_MATERIAL_.
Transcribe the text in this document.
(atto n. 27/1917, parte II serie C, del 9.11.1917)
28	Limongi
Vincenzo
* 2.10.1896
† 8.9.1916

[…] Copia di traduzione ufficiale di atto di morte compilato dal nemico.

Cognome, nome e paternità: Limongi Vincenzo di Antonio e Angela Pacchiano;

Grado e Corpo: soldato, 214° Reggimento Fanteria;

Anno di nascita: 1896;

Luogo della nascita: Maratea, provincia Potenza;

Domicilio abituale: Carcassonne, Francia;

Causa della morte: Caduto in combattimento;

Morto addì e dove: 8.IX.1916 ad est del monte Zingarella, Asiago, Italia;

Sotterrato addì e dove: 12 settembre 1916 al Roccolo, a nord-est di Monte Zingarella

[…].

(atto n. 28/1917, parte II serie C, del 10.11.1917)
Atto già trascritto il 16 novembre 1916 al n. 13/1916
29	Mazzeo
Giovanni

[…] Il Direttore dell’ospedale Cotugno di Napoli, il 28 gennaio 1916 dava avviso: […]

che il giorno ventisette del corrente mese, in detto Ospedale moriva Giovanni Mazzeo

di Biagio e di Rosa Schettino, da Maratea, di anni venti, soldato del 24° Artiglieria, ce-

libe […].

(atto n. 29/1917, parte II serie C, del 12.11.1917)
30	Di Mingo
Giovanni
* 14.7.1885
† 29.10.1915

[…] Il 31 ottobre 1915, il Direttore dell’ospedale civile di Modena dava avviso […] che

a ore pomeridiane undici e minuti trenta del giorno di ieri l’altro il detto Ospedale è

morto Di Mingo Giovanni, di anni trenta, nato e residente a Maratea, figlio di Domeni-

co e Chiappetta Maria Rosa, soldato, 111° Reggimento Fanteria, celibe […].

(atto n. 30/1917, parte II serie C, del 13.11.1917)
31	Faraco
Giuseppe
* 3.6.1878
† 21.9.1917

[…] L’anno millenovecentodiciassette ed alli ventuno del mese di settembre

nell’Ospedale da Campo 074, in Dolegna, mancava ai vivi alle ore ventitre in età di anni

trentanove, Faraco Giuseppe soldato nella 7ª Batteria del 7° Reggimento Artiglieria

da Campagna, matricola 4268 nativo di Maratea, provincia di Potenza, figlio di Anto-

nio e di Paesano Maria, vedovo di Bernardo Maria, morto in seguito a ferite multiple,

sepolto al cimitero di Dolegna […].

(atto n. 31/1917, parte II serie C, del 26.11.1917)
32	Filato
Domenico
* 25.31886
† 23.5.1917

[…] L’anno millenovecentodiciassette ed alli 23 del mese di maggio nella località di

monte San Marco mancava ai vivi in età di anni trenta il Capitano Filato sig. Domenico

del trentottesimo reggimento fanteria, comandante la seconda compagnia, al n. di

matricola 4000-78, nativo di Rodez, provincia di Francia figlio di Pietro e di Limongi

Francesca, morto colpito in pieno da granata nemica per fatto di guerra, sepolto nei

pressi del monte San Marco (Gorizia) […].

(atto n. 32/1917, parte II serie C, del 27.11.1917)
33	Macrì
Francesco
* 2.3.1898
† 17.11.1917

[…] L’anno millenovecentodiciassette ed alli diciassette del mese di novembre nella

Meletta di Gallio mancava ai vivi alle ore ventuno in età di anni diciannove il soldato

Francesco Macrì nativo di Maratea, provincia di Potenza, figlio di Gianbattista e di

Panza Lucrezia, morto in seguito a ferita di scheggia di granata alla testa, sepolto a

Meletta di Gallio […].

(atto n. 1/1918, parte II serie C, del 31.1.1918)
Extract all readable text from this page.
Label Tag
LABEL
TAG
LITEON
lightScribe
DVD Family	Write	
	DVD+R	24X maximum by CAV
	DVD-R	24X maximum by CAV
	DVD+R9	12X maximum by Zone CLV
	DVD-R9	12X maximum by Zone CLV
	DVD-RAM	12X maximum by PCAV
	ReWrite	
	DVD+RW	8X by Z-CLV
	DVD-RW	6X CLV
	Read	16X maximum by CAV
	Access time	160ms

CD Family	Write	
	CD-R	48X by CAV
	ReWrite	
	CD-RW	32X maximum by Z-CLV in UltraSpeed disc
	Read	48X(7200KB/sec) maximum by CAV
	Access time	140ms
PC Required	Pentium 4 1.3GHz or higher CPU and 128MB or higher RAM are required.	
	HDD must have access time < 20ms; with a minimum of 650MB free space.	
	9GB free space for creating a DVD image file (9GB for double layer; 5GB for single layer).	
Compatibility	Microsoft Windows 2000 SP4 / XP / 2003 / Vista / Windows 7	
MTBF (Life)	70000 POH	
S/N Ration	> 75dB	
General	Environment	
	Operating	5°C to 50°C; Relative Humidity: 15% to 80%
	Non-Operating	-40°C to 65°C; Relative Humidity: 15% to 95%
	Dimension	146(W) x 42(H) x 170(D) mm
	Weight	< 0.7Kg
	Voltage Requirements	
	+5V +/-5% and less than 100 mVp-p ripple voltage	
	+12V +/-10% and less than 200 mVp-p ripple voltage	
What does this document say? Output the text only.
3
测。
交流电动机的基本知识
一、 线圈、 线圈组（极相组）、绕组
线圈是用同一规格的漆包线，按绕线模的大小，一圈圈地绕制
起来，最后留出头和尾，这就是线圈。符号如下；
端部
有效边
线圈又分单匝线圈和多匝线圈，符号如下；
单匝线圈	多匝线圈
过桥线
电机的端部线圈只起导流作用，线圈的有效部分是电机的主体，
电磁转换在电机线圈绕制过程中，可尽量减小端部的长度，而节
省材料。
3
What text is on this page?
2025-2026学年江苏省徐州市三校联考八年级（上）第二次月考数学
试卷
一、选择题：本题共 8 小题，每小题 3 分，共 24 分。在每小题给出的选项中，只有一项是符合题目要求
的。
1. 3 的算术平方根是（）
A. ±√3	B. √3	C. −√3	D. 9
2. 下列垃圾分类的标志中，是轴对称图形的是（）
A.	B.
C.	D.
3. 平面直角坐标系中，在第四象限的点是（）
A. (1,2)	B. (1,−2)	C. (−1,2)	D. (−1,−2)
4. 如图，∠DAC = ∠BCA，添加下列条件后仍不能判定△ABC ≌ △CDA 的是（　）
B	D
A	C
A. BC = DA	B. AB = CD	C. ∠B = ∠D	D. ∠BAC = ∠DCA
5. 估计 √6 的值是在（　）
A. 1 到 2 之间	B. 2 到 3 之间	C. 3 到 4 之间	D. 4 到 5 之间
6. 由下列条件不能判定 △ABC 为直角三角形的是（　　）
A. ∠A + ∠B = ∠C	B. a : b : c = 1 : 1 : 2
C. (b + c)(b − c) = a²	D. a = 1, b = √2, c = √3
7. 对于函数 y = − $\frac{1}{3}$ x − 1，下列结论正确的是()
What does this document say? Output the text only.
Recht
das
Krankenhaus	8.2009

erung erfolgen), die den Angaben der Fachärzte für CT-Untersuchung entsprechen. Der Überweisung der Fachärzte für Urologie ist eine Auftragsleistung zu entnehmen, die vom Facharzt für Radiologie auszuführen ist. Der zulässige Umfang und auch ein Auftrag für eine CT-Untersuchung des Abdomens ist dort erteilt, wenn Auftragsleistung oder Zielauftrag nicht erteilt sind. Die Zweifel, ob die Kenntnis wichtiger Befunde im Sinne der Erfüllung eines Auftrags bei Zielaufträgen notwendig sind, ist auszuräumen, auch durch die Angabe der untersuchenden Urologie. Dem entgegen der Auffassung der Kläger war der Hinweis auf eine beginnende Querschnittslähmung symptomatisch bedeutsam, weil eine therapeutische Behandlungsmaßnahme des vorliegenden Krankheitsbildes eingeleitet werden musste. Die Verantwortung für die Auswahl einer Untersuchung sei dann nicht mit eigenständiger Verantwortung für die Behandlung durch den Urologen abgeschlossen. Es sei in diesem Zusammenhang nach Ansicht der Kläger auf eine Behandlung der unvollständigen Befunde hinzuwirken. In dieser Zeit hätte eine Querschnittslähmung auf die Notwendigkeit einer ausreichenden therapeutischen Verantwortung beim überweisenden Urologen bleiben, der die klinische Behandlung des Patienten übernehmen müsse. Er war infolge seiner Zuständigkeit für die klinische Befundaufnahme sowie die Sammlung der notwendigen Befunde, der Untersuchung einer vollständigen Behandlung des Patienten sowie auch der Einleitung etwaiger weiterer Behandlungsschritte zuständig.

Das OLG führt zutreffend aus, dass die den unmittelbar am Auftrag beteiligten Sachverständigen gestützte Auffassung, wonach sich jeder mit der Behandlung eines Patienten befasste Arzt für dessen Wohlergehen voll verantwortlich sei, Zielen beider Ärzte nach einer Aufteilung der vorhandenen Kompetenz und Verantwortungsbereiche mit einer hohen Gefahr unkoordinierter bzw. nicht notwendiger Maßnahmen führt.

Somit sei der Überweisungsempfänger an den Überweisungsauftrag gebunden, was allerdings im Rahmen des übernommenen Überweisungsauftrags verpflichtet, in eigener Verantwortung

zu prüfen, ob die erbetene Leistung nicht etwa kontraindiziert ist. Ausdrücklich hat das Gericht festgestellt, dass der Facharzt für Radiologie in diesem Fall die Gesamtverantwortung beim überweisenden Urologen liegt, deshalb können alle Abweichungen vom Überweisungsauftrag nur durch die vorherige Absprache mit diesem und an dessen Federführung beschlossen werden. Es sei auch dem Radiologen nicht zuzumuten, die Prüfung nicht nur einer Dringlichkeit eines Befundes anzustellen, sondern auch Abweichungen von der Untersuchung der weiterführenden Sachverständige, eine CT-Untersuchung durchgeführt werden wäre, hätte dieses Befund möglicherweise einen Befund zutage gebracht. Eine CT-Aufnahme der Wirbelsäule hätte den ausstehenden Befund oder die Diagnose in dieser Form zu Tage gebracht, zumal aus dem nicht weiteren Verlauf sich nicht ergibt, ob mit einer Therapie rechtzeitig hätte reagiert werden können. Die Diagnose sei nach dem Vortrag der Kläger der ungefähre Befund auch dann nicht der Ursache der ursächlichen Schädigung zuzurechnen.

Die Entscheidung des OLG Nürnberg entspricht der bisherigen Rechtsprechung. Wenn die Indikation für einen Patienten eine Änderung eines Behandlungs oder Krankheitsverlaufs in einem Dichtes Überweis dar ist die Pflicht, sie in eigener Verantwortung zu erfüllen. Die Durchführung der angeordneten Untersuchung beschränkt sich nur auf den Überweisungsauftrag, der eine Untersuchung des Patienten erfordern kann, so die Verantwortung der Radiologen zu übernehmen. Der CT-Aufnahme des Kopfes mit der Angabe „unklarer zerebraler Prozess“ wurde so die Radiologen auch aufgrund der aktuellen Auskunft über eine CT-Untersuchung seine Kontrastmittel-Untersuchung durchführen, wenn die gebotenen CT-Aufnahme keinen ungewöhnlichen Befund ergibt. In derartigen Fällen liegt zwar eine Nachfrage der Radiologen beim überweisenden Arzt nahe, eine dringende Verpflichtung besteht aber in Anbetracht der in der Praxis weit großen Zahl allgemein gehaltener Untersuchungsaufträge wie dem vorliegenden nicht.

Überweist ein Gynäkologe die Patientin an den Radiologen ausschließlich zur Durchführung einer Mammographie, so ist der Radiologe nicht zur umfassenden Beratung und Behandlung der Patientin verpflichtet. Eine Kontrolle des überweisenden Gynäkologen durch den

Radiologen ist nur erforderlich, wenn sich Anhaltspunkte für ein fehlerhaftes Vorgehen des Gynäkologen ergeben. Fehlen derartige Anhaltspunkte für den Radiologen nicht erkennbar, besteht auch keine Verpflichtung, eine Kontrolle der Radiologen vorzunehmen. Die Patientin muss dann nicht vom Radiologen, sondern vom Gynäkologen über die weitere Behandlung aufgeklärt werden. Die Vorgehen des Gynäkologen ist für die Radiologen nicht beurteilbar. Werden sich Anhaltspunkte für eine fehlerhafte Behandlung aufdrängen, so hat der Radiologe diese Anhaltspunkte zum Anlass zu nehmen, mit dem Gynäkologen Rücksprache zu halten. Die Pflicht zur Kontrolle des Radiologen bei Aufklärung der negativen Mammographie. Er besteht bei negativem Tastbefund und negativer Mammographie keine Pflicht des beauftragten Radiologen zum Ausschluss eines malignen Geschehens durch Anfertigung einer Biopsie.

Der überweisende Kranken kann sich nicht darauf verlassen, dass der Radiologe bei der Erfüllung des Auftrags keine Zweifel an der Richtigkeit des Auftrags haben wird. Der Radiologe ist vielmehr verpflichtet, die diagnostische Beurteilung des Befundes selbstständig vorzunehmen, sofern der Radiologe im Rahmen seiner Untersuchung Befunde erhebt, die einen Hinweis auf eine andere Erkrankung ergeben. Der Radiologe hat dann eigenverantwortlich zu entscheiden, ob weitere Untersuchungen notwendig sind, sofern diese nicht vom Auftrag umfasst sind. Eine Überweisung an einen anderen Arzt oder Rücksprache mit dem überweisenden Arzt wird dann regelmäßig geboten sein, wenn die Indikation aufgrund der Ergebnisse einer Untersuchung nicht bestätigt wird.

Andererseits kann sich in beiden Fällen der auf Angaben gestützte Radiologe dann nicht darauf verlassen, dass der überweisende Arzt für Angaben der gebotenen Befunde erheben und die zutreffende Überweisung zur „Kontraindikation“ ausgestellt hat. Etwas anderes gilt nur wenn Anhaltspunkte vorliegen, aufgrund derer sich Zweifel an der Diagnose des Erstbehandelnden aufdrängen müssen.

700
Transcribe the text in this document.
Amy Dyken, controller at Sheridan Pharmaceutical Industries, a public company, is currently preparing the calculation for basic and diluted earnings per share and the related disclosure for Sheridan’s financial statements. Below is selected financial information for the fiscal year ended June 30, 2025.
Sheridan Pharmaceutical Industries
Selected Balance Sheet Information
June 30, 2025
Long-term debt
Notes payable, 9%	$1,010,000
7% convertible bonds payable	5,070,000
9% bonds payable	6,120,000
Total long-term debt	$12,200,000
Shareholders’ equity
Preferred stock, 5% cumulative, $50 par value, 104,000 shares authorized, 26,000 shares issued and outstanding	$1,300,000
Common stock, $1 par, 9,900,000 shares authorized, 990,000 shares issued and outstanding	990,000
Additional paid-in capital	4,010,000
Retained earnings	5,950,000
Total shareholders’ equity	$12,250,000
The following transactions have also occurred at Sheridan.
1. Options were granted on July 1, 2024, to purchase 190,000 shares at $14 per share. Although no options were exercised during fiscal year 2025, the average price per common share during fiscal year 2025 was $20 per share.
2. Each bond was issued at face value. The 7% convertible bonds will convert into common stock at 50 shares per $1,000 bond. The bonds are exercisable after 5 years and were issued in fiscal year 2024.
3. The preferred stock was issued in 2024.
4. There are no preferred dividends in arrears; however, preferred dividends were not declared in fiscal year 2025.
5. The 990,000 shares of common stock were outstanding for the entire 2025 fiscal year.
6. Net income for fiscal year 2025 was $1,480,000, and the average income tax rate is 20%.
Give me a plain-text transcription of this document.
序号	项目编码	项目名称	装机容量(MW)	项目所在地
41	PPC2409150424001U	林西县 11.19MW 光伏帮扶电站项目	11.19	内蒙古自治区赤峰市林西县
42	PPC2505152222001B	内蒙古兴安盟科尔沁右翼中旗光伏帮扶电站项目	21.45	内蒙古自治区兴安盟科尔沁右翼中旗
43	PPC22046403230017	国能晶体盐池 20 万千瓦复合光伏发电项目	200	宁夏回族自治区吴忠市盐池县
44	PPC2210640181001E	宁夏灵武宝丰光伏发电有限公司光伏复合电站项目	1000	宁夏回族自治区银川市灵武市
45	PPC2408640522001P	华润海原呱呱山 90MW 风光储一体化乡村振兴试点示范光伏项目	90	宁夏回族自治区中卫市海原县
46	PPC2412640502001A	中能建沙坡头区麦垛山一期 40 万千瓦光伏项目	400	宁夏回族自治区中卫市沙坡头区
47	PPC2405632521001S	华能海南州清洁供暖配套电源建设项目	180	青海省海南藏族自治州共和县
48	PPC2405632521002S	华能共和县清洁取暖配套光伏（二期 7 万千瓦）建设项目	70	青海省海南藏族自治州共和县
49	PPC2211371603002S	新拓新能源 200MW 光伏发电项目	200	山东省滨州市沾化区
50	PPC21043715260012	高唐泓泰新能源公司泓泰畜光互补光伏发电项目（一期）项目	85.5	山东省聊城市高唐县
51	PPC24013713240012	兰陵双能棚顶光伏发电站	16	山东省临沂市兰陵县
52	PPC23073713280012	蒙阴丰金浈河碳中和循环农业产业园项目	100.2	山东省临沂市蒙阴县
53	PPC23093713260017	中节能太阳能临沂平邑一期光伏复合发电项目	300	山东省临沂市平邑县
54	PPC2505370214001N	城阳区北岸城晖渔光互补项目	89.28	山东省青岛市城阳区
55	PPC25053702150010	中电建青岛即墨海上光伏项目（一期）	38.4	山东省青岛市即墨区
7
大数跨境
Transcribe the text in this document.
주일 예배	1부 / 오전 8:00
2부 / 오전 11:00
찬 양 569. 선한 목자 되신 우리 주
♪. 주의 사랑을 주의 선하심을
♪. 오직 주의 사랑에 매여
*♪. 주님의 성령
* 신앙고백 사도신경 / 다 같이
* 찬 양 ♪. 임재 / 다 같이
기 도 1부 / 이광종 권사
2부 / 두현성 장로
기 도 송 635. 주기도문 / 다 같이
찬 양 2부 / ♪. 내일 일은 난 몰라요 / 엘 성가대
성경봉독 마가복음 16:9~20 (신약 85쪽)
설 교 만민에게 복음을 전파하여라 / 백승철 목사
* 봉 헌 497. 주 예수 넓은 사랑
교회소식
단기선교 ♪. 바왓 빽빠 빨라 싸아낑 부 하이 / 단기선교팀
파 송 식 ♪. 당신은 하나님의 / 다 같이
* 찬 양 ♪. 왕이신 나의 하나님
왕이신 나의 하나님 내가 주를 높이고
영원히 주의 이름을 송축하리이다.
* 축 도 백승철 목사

_WHAT NEEDS TO BE DONE_. Where a line above contains the word "Mingo", copy that line.

_ANSWER IN FULL_.
30	Di Mingo
morto Di Mingo Giovanni, di anni trenta, nato e residente a Maratea, figlio di Domeni-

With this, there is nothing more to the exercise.